● **Description of the task**:
State the number of lines that contain "ἀκριβὴς", with no other text.

## START

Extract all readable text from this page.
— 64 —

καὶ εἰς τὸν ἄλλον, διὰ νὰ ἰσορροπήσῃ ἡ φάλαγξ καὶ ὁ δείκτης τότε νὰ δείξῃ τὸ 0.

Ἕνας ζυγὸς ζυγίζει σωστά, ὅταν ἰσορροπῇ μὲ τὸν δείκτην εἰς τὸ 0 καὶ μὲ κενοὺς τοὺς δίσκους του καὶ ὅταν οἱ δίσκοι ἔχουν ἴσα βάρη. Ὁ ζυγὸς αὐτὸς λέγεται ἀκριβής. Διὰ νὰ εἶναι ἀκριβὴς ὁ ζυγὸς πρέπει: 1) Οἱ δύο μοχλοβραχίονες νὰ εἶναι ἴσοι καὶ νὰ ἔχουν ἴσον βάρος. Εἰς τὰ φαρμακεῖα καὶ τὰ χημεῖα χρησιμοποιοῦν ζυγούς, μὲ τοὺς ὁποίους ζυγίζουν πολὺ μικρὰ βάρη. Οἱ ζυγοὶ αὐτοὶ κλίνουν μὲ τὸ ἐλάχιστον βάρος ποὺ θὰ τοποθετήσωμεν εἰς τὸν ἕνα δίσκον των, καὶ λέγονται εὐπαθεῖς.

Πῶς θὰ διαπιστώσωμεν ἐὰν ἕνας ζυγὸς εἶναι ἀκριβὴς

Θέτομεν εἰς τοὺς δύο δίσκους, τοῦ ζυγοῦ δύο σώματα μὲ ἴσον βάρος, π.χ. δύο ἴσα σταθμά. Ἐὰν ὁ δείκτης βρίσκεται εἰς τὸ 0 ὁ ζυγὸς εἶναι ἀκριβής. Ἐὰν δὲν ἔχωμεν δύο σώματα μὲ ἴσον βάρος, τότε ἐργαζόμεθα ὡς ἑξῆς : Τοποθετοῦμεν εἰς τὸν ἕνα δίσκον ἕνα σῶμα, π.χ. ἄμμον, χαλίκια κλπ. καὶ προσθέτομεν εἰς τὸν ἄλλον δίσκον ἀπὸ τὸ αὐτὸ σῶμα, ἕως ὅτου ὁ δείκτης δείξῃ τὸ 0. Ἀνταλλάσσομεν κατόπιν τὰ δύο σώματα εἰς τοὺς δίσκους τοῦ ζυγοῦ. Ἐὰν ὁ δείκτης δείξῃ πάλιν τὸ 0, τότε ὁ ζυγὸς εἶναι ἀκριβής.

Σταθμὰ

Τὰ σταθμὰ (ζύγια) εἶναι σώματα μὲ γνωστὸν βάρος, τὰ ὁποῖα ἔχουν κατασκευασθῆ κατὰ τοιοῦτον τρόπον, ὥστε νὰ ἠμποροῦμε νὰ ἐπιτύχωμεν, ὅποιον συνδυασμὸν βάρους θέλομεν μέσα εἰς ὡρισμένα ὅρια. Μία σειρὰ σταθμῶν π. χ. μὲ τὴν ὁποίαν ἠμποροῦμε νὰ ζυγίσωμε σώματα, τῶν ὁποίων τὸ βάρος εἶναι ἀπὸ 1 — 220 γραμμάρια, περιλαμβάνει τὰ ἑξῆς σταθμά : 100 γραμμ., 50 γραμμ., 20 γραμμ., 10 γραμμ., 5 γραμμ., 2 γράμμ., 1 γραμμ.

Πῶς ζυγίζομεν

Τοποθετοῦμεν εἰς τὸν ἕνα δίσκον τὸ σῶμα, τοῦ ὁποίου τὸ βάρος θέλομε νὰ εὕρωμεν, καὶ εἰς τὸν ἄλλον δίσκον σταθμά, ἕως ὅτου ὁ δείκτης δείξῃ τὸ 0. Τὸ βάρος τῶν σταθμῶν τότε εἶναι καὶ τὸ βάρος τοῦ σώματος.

## END

● **The result**:
2